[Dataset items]

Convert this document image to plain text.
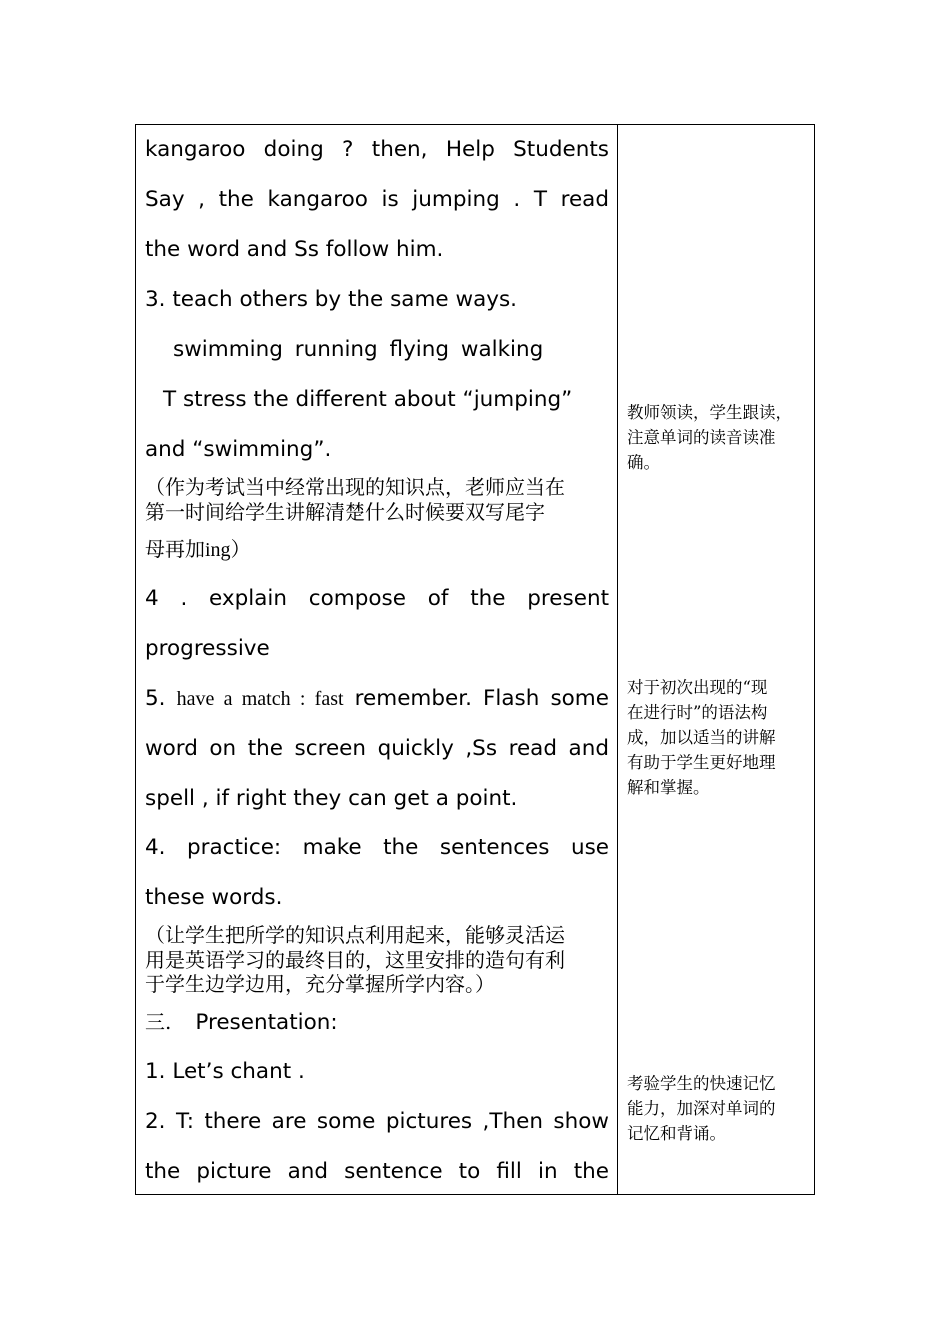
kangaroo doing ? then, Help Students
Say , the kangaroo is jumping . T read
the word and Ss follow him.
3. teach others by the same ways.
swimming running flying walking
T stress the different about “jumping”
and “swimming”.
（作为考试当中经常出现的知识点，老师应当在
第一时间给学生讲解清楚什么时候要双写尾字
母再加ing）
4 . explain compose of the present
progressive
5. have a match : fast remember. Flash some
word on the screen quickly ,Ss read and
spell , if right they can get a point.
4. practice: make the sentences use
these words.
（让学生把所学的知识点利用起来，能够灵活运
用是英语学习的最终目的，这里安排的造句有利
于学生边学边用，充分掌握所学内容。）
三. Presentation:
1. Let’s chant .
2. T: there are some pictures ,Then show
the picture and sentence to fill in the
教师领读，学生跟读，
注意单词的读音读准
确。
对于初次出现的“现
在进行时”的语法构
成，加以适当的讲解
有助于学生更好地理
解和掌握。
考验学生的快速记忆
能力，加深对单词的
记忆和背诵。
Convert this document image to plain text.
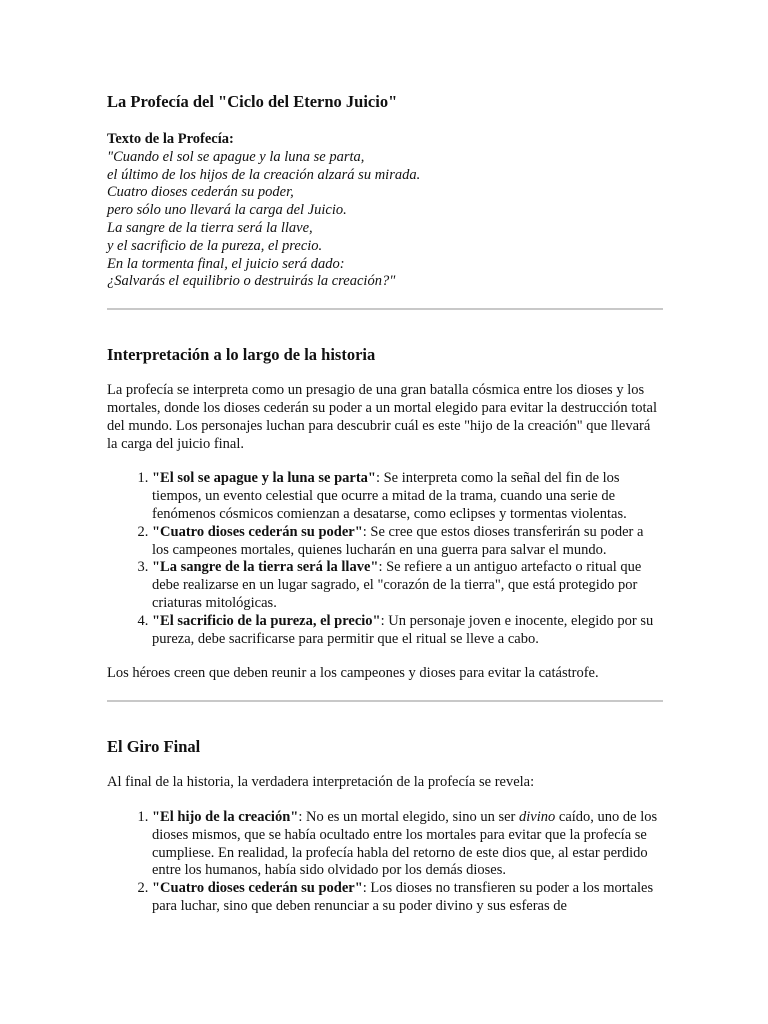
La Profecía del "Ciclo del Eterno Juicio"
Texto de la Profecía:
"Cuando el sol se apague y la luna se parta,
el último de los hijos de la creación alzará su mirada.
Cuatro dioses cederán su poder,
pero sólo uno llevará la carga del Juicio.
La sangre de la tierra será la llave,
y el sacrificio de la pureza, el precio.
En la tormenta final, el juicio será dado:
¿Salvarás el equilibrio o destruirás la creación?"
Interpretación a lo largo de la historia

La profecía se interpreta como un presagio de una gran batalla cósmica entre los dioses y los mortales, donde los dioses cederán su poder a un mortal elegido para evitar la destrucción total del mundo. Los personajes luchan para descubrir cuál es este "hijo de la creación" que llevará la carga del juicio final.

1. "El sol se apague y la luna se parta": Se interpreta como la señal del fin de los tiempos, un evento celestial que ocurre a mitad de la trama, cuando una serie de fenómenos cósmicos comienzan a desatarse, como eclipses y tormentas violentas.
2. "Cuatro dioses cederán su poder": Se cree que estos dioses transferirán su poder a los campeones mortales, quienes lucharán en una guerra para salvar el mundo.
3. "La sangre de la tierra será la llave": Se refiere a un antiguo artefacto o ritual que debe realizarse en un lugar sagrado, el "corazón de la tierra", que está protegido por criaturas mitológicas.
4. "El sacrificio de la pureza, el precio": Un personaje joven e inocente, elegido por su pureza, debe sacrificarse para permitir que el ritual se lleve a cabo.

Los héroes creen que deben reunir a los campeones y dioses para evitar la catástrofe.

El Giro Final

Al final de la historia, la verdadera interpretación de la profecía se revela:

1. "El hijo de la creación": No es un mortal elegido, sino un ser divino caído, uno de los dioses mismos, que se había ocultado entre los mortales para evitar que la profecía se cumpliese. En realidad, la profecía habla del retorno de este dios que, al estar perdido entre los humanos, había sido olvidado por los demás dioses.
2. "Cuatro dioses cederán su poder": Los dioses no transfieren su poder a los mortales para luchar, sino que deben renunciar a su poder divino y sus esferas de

**Do this:**
Check every line of the entries above for the word "llave" and report how many lines contain it, giving the number only.

**Exercise output:**
2